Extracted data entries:
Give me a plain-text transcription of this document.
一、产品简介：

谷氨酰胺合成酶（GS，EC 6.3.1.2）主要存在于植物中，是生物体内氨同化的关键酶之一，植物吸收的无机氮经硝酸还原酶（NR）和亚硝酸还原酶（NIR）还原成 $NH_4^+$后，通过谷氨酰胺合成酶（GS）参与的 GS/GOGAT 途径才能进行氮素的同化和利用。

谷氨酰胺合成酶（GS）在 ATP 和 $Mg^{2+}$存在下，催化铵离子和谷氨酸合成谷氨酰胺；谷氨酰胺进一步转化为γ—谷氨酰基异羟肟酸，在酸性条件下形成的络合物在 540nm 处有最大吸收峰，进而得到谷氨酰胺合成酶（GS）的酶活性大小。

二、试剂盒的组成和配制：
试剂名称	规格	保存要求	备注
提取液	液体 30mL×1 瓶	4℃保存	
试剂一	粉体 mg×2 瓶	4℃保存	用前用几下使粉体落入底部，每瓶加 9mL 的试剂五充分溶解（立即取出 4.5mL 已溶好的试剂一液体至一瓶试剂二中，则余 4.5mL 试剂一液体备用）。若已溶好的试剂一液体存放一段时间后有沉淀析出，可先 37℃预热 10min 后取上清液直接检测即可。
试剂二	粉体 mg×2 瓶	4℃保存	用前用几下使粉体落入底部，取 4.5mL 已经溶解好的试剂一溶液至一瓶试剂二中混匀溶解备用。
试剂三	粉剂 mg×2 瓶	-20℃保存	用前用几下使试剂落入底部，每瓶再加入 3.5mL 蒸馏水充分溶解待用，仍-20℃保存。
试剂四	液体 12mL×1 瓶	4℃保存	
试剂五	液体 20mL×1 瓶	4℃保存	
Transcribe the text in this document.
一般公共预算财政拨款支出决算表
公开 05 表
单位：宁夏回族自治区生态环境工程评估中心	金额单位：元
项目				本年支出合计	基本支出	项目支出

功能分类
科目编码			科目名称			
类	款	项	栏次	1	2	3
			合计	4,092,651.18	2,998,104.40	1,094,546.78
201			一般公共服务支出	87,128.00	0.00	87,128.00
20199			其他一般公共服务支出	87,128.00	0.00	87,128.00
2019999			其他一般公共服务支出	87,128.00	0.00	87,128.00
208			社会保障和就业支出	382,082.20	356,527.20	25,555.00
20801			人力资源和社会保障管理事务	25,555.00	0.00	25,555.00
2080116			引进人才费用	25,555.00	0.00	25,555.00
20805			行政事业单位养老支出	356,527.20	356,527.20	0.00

==

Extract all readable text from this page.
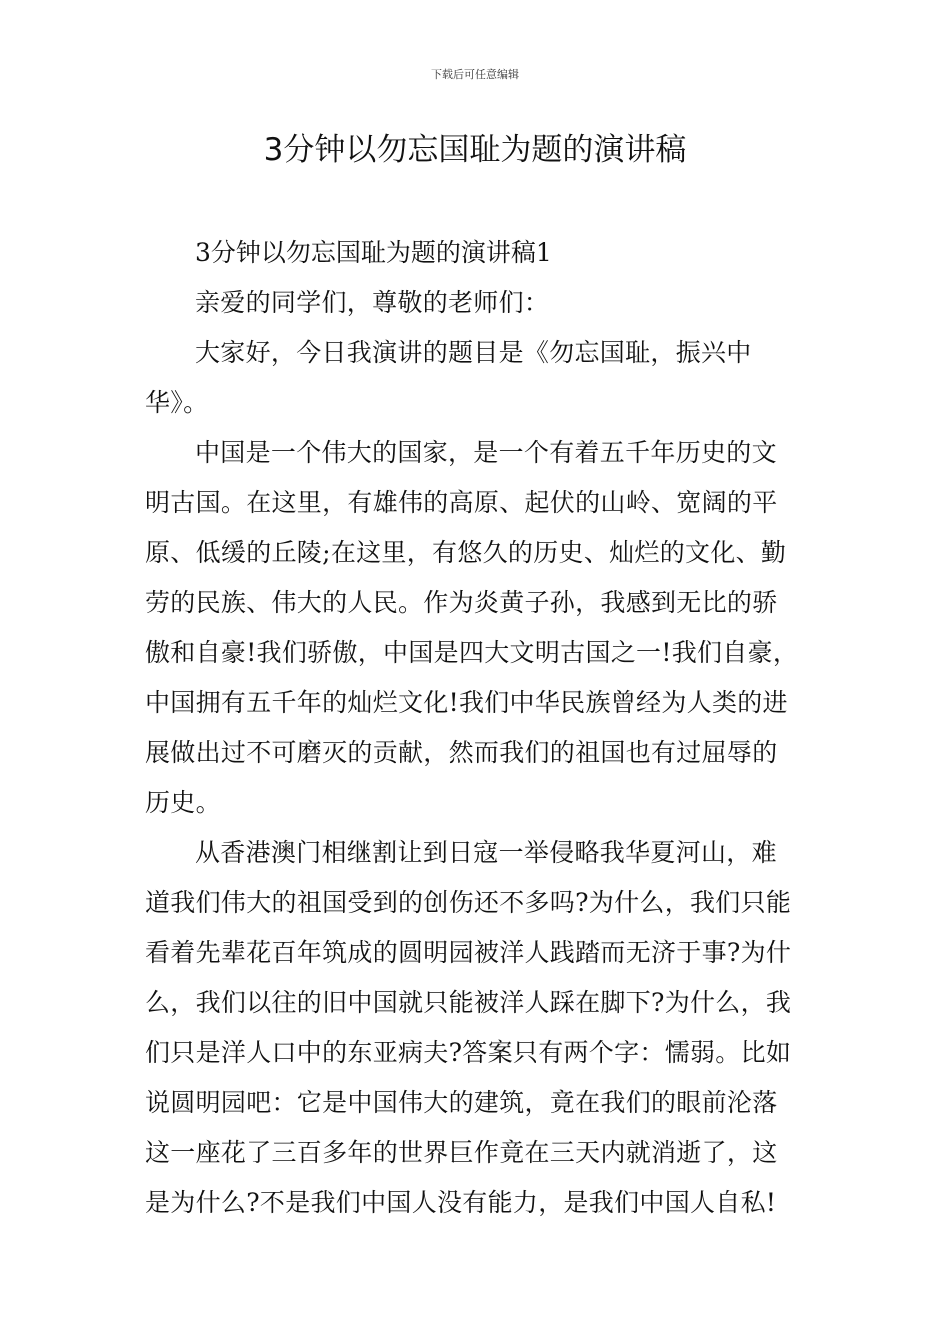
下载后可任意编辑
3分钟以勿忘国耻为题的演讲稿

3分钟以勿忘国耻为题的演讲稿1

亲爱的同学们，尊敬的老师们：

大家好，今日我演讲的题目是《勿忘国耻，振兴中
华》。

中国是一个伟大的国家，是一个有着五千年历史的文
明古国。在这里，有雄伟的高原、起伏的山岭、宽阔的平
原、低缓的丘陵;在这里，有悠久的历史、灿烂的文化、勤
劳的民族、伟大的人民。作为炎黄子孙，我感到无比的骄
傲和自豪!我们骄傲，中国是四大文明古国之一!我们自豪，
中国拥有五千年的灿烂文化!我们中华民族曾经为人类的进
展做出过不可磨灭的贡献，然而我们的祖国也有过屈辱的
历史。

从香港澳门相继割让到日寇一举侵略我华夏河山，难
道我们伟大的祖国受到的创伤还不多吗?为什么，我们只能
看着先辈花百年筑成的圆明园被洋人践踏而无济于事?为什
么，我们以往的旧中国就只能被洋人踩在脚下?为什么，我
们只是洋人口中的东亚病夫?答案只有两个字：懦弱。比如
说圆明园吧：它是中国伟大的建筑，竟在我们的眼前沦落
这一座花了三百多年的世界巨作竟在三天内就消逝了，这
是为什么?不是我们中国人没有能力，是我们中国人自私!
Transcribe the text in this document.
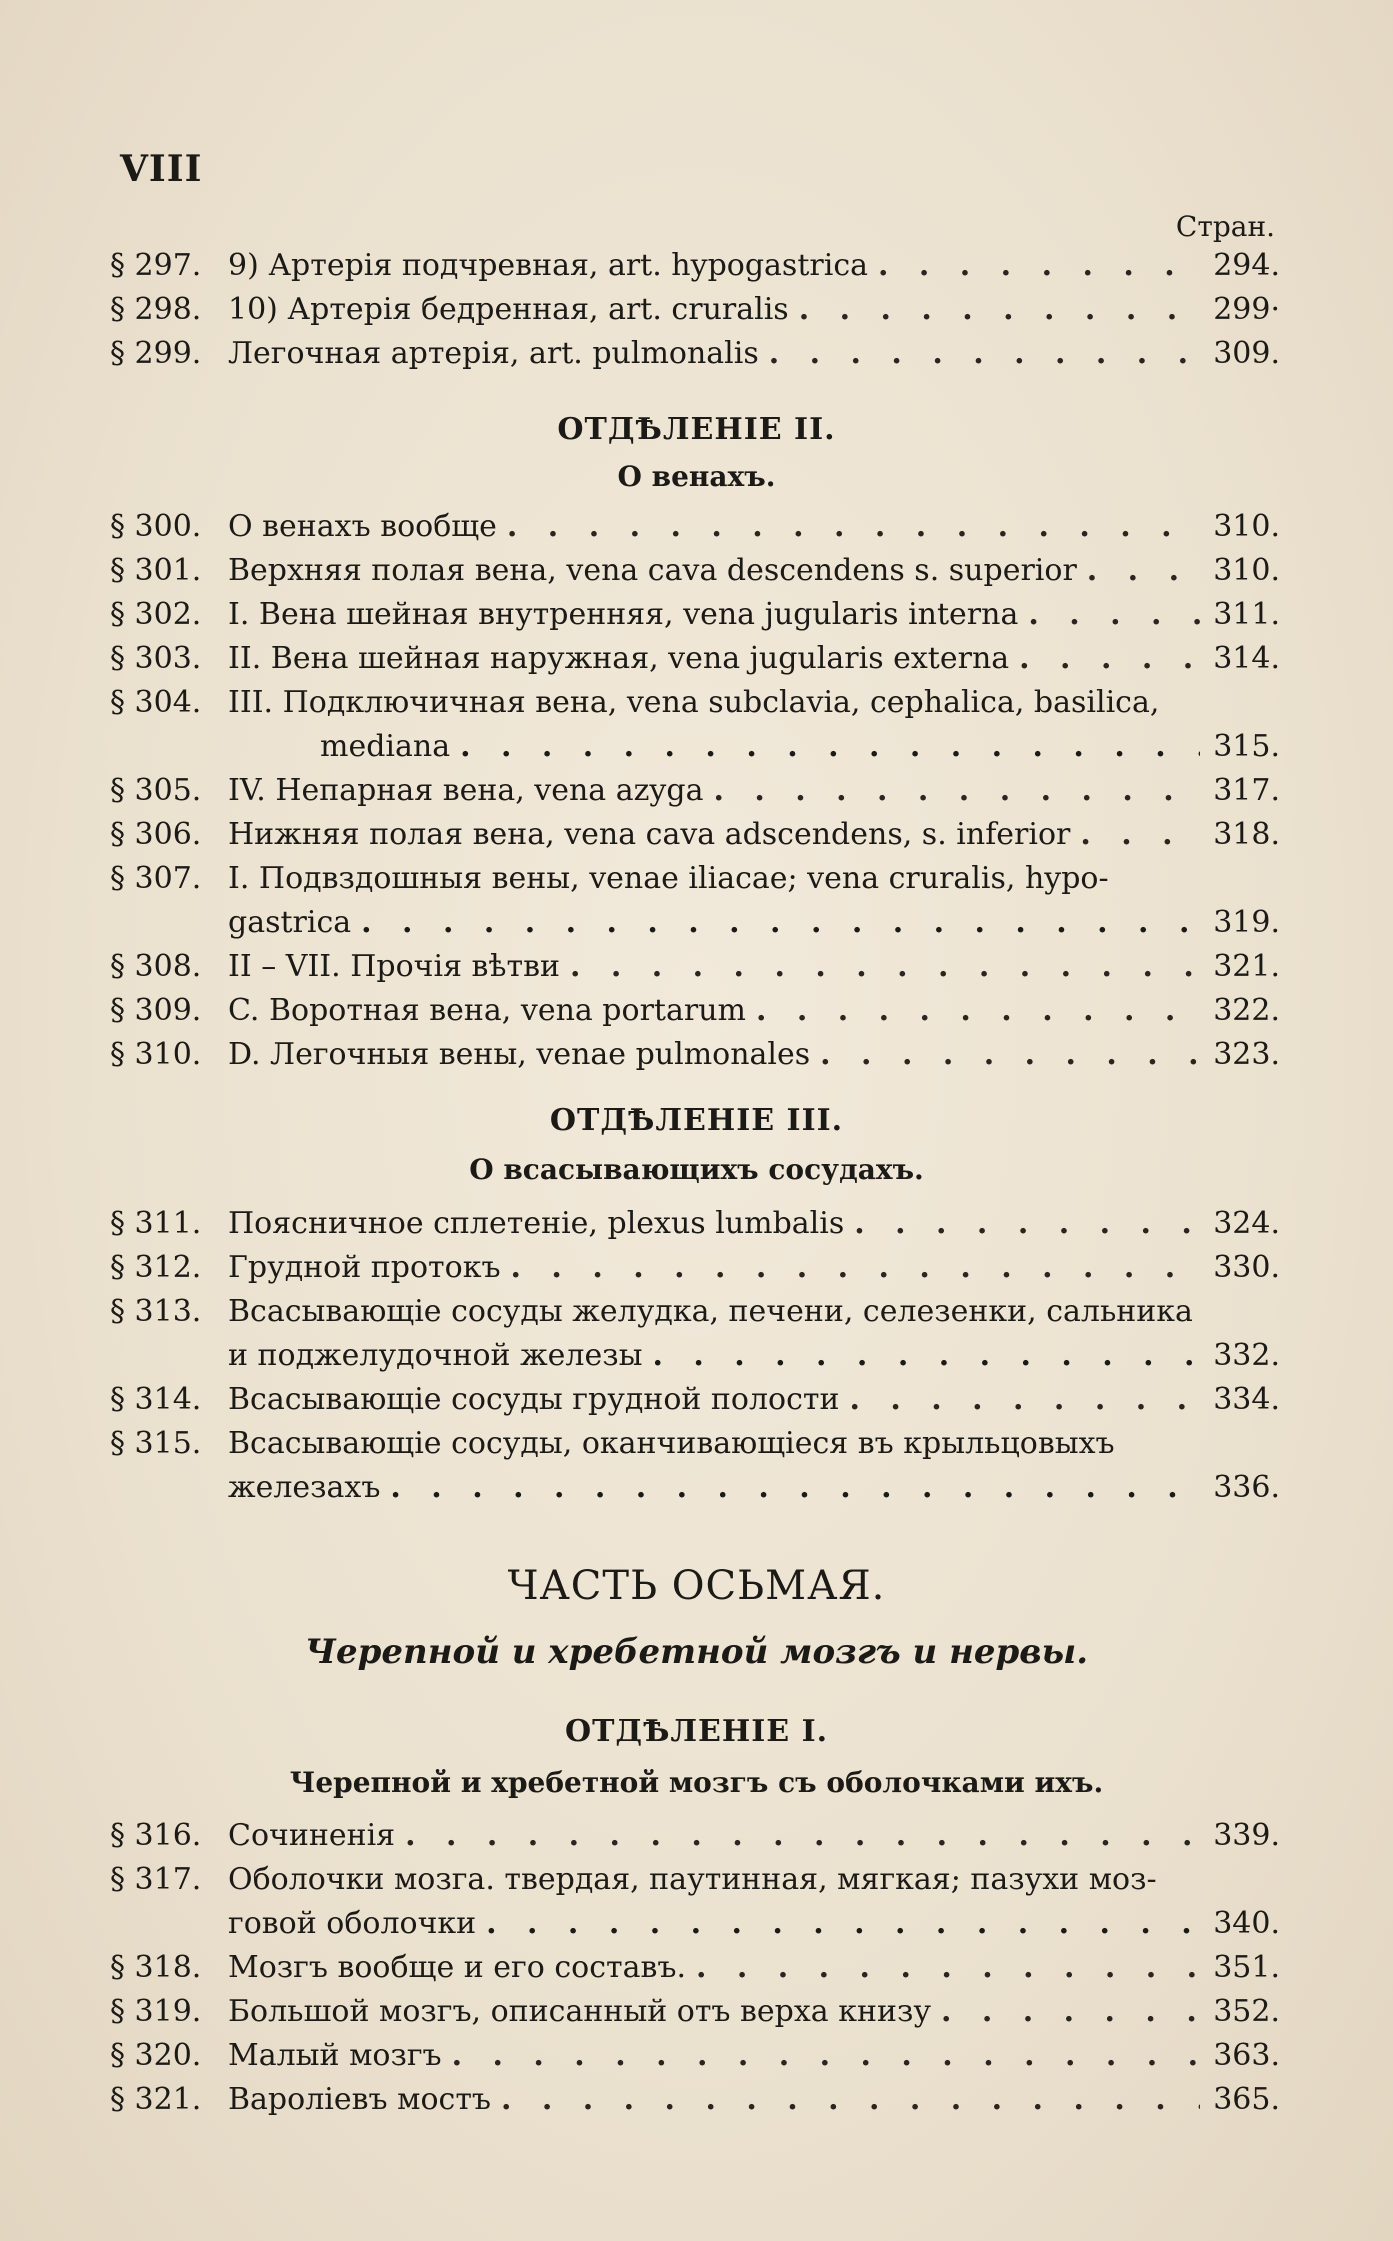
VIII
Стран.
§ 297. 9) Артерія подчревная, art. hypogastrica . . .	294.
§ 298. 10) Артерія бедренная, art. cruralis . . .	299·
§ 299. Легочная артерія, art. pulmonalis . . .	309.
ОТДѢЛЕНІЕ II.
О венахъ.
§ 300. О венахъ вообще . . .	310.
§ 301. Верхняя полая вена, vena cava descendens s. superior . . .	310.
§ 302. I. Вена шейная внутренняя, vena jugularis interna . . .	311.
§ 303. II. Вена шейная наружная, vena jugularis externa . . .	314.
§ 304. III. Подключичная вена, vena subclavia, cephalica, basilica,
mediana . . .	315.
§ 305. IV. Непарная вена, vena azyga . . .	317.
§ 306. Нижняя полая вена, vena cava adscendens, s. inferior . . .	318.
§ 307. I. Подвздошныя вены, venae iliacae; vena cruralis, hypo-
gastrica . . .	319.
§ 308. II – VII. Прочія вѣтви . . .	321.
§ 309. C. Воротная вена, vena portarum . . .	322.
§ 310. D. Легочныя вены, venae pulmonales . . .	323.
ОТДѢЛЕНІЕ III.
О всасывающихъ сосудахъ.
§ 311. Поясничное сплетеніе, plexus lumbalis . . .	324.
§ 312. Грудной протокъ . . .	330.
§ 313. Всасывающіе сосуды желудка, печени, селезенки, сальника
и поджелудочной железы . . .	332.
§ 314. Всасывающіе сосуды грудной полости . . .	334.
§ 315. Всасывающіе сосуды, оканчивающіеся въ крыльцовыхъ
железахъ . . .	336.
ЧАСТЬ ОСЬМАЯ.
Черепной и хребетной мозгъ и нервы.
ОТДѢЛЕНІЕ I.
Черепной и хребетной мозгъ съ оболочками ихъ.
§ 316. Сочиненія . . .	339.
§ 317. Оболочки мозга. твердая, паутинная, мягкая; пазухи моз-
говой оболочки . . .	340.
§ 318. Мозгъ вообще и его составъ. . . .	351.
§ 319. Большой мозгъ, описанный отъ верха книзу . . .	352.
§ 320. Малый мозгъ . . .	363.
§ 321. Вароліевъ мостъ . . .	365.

WHAT THIS TASK INVOLVES:
Locate all lines in the listing above with the word "cruralis". Copy them.

EXERCISE OUTPUT:
§ 298. 10) Артерія бедренная, art. cruralis . . .	299·
§ 307. I. Подвздошныя вены, venae iliacae; vena cruralis, hypo-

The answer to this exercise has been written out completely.